EXERCISE OBJECTIVE: Find every line containing the word "ilman" and report the count, nothing more.

RECORD LIST:
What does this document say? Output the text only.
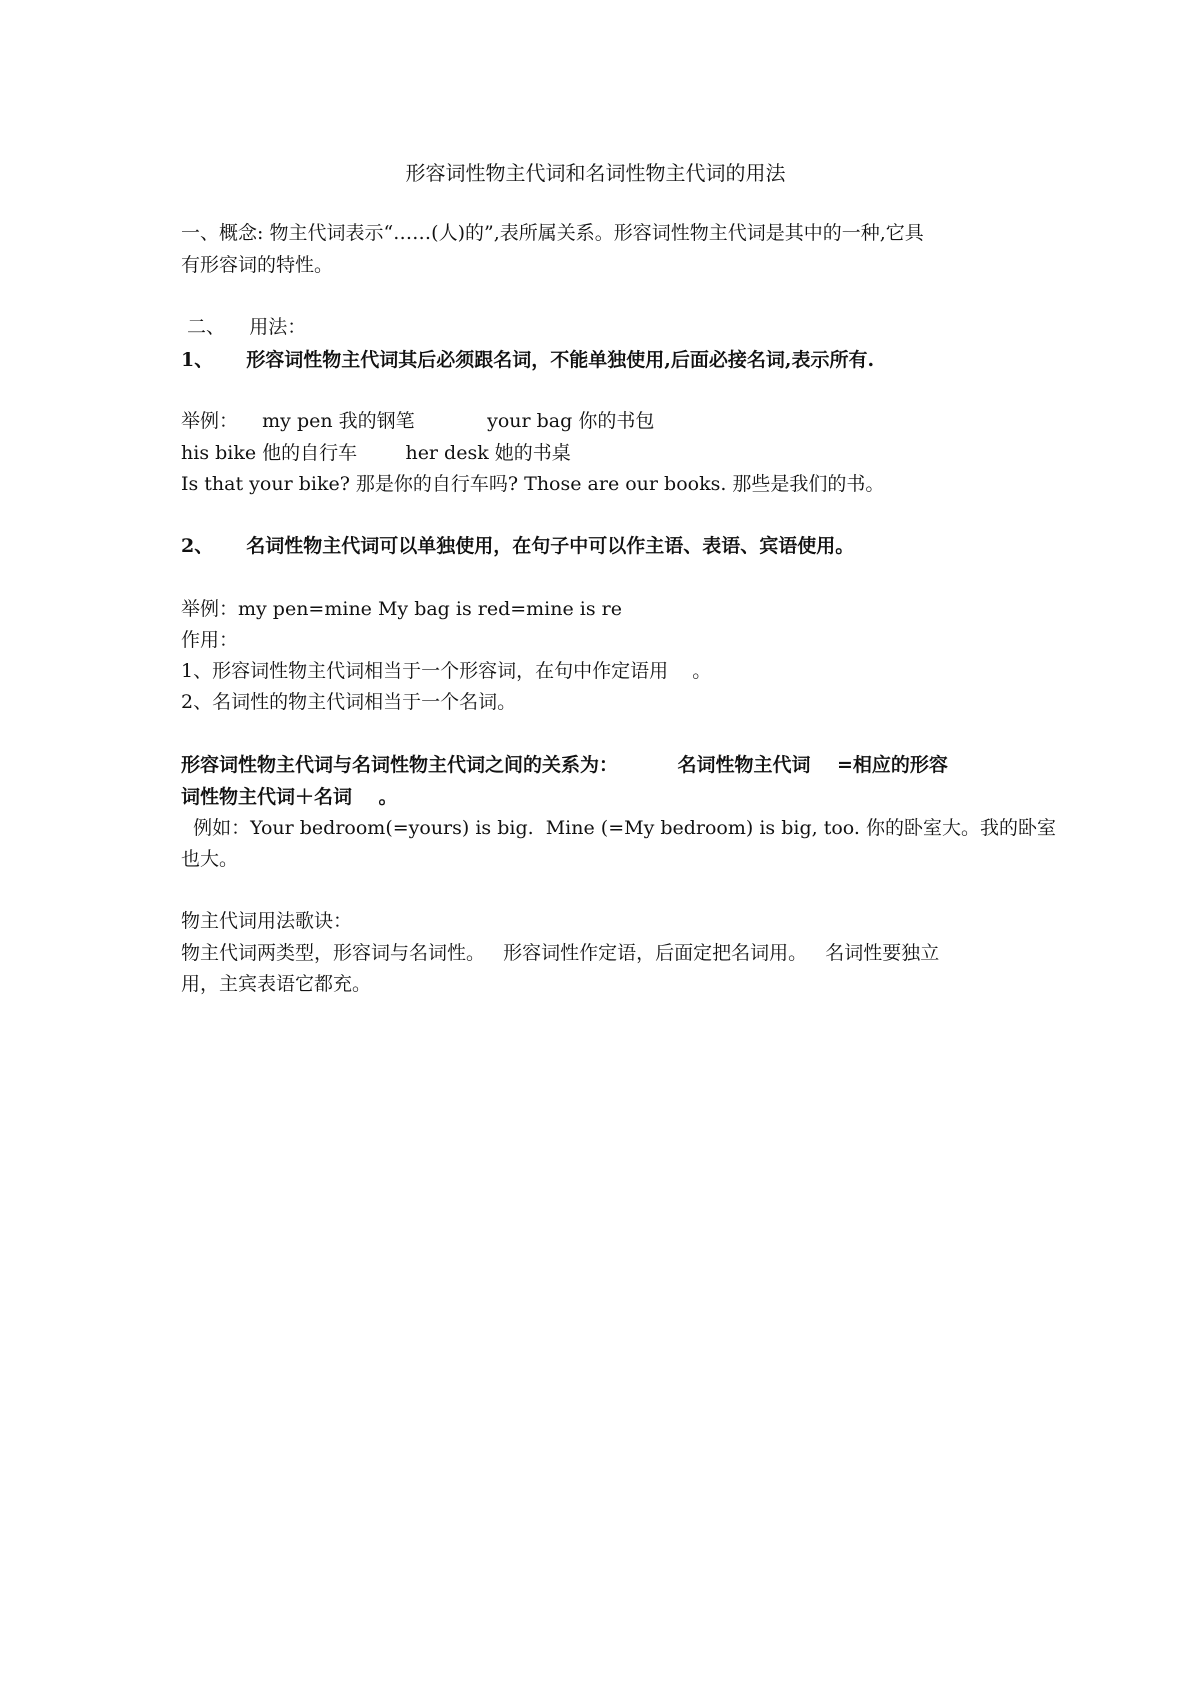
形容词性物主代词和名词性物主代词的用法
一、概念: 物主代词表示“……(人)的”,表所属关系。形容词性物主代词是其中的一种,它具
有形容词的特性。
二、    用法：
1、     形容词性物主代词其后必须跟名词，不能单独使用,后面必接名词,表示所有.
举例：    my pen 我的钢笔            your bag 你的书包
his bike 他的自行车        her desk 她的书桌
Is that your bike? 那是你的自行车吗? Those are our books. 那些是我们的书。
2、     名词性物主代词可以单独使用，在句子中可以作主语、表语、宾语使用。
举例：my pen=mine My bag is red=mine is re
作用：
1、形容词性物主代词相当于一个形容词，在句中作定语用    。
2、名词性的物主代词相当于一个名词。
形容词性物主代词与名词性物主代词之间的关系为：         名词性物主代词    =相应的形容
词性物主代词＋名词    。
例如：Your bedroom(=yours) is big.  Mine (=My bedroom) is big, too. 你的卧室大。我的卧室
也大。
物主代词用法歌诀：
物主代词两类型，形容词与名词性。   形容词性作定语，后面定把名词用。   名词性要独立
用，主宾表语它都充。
--
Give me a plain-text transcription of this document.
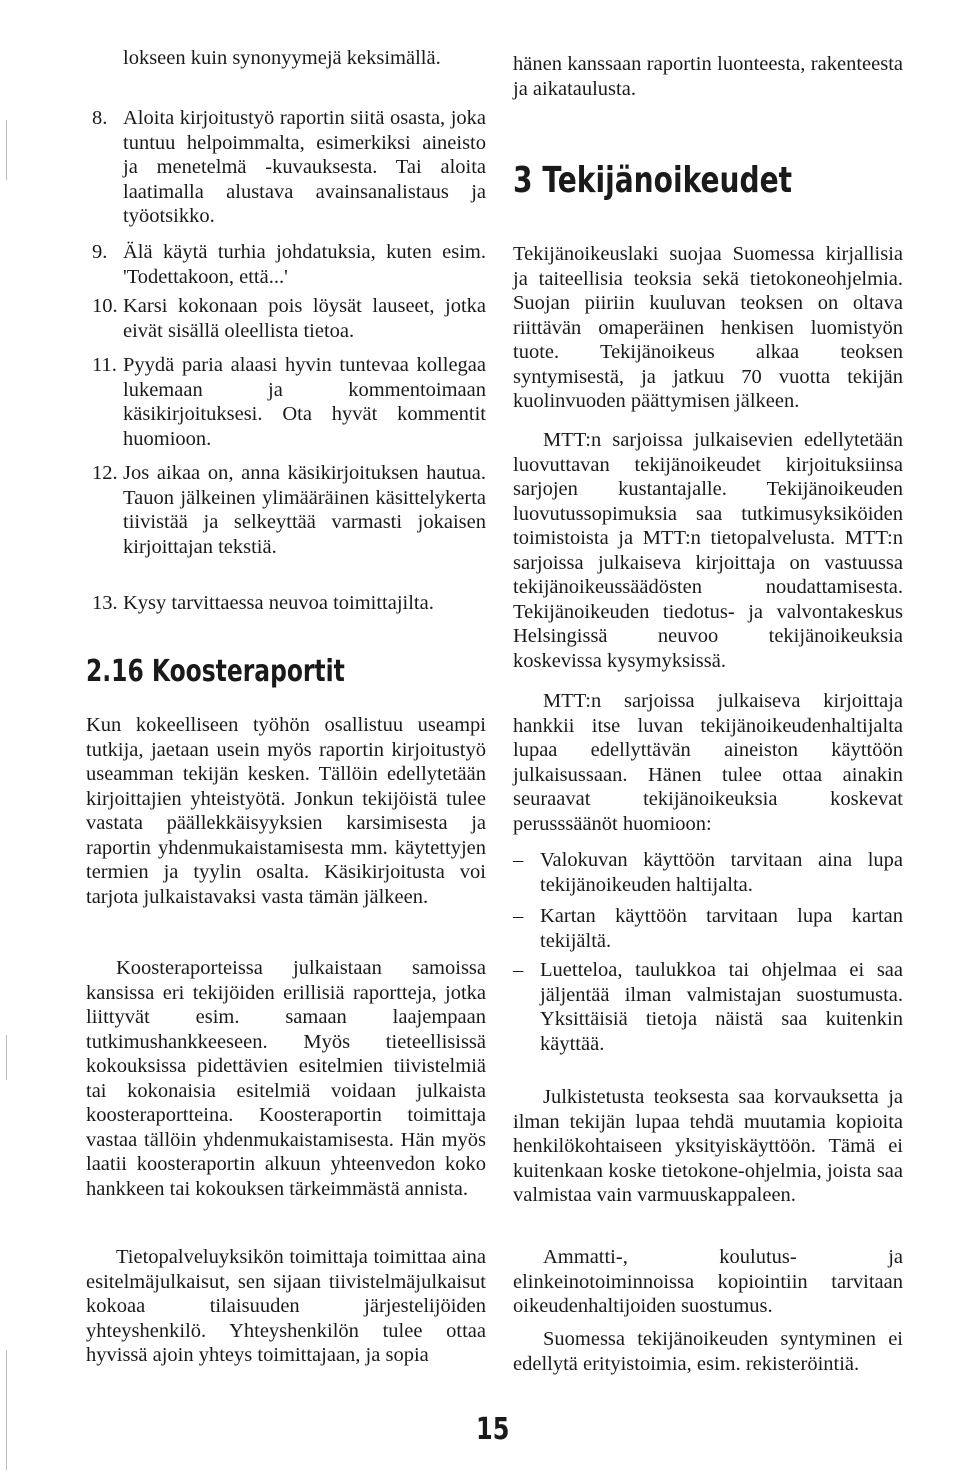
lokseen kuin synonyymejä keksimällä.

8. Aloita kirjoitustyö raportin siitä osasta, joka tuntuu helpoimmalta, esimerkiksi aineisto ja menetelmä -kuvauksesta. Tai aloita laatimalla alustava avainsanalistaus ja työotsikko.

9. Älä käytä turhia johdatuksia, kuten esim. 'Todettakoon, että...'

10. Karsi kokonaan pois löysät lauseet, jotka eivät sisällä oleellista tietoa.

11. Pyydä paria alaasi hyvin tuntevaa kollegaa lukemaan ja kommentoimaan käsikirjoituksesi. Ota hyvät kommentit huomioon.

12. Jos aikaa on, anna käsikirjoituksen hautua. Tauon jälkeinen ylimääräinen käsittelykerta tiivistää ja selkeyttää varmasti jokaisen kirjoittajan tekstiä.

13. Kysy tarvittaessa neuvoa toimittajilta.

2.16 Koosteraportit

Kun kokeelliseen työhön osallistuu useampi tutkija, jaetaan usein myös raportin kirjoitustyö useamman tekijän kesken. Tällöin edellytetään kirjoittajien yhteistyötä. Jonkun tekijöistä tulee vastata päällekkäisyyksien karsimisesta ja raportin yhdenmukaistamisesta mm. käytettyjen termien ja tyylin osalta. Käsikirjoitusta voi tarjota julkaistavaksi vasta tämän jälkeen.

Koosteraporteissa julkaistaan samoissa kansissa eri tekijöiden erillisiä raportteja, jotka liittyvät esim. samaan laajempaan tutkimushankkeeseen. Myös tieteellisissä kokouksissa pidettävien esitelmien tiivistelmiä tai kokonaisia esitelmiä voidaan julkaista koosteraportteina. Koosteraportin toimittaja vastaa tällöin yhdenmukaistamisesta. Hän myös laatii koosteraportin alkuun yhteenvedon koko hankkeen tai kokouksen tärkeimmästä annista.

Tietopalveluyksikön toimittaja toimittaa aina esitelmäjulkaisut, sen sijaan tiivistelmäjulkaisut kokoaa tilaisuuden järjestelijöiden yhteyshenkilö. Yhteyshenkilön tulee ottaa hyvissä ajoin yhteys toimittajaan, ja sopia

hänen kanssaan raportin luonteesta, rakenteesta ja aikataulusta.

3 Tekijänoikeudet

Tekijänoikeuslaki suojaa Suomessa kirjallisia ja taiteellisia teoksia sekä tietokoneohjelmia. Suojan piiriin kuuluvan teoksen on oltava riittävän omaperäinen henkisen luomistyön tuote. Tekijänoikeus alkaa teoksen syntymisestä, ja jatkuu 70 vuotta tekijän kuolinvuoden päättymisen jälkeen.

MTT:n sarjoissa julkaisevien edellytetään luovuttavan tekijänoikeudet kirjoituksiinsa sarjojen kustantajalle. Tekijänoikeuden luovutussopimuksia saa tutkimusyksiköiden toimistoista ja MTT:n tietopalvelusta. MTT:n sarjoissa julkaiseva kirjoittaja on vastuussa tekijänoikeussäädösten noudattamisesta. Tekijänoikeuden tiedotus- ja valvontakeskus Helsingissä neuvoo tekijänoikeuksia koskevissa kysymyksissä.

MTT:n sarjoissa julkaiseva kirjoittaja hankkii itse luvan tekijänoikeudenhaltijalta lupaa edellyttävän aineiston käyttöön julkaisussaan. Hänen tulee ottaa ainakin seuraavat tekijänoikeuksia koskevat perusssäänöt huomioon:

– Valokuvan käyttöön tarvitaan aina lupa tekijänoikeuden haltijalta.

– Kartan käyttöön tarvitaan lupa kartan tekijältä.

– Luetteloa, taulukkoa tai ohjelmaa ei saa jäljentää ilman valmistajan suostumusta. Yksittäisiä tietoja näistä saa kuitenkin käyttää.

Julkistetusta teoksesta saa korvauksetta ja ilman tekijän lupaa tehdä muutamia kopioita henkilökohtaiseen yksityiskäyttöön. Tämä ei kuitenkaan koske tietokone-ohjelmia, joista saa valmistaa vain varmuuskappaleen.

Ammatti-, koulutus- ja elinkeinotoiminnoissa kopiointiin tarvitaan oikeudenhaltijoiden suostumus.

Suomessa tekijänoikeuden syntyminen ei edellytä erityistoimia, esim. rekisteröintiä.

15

RESULT FOR THIS TASK: 2